▸ THE TASK: Repeat every record exactly, but keep images out of the copy.

▸ ENTRIES PROVIDED:
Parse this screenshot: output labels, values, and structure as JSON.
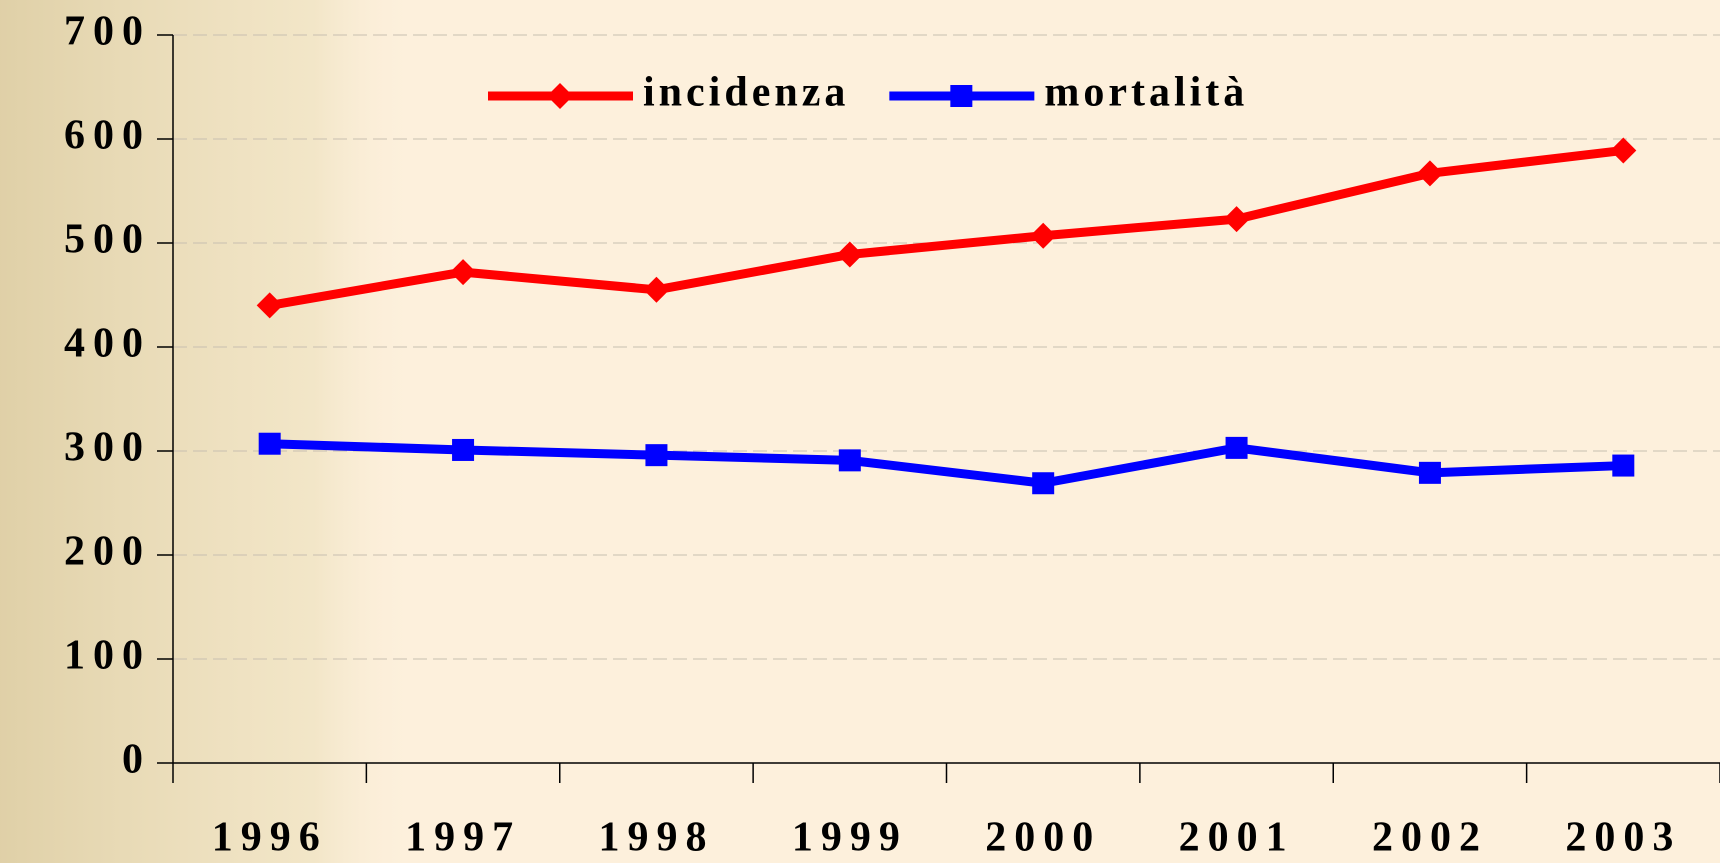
{
  "chart_data": {
    "type": "line",
    "categories": [
      "1996",
      "1997",
      "1998",
      "1999",
      "2000",
      "2001",
      "2002",
      "2003"
    ],
    "series": [
      {
        "name": "incidenza",
        "color": "#ff0000",
        "marker": "diamond",
        "values": [
          440,
          472,
          455,
          489,
          507,
          523,
          567,
          589
        ]
      },
      {
        "name": "mortalità",
        "color": "#0000ff",
        "marker": "square",
        "values": [
          307,
          301,
          296,
          291,
          269,
          303,
          279,
          286
        ]
      }
    ],
    "ylim": [
      0,
      700
    ],
    "yticks": [
      0,
      100,
      200,
      300,
      400,
      500,
      600,
      700
    ],
    "grid": true,
    "legend": "top"
  }
}
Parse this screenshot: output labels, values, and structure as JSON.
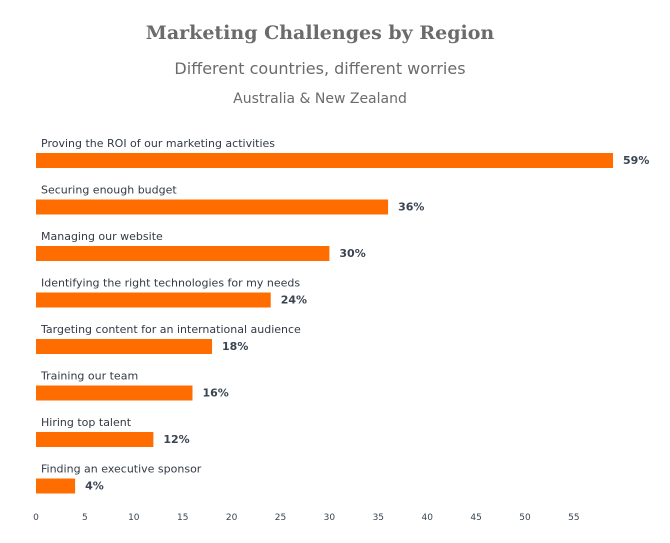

▸ EXPECTED ANSWER:
Parse this screenshot: output labels, values, and structure as JSON.
{
  "chart_data": {
    "type": "line",
    "categories": [
      "1996",
      "1997",
      "1998",
      "1999",
      "2000",
      "2001",
      "2002",
      "2003"
    ],
    "series": [
      {
        "name": "incidenza",
        "color": "#ff0000",
        "marker": "diamond",
        "values": [
          440,
          472,
          455,
          489,
          507,
          523,
          567,
          589
        ]
      },
      {
        "name": "mortalità",
        "color": "#0000ff",
        "marker": "square",
        "values": [
          307,
          301,
          296,
          291,
          269,
          303,
          279,
          286
        ]
      }
    ],
    "ylim": [
      0,
      700
    ],
    "yticks": [
      0,
      100,
      200,
      300,
      400,
      500,
      600,
      700
    ],
    "grid": true,
    "legend": "top"
  }
}
Parse this screenshot: output labels, values, and structure as JSON.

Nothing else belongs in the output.